[What is expected] Set down the line that contains "What does this" and every line after it to the end of the entries, exactly as they stand and nothing more.

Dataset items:
::::

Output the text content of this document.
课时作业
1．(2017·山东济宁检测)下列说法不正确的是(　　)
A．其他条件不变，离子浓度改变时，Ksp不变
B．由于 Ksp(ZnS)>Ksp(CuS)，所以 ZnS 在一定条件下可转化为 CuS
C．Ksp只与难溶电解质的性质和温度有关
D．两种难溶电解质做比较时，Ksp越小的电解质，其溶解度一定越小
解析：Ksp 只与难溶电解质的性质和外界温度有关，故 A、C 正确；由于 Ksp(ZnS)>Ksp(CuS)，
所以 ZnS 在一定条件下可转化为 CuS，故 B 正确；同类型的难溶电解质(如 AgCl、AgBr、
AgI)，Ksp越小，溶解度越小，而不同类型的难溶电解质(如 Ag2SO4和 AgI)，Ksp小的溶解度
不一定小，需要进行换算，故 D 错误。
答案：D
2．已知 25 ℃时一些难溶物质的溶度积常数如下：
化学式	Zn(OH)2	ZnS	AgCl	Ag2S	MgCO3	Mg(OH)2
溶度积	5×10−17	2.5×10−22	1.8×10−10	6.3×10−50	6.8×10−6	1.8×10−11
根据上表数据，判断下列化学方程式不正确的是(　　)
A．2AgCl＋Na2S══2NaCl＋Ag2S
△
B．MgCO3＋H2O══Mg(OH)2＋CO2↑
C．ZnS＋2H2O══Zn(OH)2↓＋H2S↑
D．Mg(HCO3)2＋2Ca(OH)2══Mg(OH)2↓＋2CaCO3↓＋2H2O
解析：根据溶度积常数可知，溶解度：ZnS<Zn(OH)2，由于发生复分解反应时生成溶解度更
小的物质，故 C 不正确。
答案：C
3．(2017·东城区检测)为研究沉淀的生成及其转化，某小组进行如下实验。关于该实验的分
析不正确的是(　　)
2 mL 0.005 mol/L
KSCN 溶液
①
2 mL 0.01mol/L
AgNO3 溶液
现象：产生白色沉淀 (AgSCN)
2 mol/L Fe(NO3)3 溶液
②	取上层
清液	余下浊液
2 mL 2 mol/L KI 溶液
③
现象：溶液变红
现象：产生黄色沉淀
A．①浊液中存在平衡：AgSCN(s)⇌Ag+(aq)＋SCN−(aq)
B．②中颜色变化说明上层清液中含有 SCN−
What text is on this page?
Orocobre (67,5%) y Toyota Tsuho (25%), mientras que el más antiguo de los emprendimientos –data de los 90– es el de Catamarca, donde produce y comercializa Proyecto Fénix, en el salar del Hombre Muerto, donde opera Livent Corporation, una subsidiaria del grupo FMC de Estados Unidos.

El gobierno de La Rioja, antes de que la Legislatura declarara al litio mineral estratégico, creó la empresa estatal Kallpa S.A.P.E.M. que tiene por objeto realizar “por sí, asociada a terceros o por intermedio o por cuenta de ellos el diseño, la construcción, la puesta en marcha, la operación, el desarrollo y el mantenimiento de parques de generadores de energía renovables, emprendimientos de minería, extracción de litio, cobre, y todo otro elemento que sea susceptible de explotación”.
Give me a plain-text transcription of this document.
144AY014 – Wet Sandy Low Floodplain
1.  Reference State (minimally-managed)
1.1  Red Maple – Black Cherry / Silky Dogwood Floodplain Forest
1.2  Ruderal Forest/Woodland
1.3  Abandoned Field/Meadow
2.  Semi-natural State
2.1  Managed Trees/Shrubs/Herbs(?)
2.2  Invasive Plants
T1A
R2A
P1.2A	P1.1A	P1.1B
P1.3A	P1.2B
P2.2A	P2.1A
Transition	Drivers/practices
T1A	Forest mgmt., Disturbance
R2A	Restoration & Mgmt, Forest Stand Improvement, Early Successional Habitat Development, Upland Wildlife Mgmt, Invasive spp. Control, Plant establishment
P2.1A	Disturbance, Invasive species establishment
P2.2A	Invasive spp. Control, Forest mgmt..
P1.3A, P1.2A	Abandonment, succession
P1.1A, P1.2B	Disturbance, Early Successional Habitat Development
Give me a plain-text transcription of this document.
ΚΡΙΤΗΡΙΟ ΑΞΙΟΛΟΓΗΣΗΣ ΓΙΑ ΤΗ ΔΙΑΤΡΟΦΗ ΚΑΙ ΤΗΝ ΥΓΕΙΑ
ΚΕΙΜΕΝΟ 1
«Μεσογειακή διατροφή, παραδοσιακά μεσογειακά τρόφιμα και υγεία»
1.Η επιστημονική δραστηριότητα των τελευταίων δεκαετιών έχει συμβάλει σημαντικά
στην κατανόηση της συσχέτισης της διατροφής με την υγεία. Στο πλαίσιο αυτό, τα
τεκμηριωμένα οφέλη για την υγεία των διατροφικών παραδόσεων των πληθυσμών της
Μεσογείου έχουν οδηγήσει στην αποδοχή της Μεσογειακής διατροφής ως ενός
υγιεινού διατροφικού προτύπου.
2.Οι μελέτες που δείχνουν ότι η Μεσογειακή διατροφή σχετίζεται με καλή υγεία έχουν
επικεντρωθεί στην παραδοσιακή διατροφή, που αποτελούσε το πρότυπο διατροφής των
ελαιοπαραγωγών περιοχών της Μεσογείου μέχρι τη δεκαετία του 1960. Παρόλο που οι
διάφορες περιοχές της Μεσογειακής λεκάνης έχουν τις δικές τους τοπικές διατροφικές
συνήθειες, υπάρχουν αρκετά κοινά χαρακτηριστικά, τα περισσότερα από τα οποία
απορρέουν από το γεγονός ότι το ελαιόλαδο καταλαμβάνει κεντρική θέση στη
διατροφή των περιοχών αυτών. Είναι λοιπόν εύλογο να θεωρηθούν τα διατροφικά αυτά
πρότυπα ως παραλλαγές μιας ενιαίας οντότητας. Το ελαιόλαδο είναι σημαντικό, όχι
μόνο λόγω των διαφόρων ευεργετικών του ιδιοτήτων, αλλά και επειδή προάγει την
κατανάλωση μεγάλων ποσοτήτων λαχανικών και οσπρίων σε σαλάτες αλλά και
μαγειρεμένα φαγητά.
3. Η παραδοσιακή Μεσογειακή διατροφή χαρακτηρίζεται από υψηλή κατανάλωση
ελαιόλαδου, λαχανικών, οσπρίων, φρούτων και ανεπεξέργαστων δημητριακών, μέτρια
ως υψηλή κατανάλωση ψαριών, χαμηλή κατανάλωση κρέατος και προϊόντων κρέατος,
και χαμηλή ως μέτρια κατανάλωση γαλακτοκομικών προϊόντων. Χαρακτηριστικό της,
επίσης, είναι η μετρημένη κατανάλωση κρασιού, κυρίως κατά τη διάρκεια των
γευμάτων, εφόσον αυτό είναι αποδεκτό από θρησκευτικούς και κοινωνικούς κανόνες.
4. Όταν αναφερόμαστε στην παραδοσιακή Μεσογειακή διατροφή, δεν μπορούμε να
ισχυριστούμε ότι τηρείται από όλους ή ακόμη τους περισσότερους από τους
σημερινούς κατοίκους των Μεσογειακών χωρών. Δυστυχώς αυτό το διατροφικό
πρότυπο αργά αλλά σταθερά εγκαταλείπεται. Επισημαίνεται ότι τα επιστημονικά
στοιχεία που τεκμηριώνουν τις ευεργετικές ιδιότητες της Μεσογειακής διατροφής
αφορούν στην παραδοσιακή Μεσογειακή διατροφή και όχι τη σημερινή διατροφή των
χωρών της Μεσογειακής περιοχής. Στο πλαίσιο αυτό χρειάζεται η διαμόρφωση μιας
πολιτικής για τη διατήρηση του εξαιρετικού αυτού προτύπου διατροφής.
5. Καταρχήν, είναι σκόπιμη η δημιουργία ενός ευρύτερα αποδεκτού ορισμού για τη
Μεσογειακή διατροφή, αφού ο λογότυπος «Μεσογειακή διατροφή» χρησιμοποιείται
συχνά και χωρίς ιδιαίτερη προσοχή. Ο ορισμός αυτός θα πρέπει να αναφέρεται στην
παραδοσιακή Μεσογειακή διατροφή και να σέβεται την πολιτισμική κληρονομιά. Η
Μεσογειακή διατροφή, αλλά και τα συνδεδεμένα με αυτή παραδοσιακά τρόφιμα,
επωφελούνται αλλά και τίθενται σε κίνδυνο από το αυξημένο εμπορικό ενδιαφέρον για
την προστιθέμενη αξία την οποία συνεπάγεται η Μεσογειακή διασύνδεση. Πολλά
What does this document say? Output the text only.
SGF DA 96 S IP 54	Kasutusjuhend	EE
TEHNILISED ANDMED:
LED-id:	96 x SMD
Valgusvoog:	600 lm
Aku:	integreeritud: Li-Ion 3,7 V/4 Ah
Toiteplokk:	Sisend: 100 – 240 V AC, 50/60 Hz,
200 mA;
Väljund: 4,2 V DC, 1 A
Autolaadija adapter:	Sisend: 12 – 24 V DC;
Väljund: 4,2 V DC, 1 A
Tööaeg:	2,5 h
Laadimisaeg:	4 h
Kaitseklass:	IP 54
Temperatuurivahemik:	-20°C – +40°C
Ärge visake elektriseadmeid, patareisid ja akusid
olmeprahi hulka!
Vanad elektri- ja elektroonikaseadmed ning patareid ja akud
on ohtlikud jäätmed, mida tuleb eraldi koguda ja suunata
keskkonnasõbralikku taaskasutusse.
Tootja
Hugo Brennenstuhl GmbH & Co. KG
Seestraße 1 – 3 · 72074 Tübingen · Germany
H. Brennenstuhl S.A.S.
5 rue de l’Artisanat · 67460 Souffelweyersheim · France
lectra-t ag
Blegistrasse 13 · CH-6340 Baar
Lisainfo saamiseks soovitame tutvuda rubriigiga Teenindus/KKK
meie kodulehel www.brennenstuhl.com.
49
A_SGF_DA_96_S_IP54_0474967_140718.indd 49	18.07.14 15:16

::::

[Finished exercise]
What does this document say? Output the text only.
SGF DA 96 S IP 54	Kasutusjuhend	EE
TEHNILISED ANDMED:
LED-id:	96 x SMD
Valgusvoog:	600 lm
Aku:	integreeritud: Li-Ion 3,7 V/4 Ah
Toiteplokk:	Sisend: 100 – 240 V AC, 50/60 Hz,
200 mA;
Väljund: 4,2 V DC, 1 A
Autolaadija adapter:	Sisend: 12 – 24 V DC;
Väljund: 4,2 V DC, 1 A
Tööaeg:	2,5 h
Laadimisaeg:	4 h
Kaitseklass:	IP 54
Temperatuurivahemik:	-20°C – +40°C
Ärge visake elektriseadmeid, patareisid ja akusid
olmeprahi hulka!
Vanad elektri- ja elektroonikaseadmed ning patareid ja akud
on ohtlikud jäätmed, mida tuleb eraldi koguda ja suunata
keskkonnasõbralikku taaskasutusse.
Tootja
Hugo Brennenstuhl GmbH & Co. KG
Seestraße 1 – 3 · 72074 Tübingen · Germany
H. Brennenstuhl S.A.S.
5 rue de l’Artisanat · 67460 Souffelweyersheim · France
lectra-t ag
Blegistrasse 13 · CH-6340 Baar
Lisainfo saamiseks soovitame tutvuda rubriigiga Teenindus/KKK
meie kodulehel www.brennenstuhl.com.
49
A_SGF_DA_96_S_IP54_0474967_140718.indd 49	18.07.14 15:16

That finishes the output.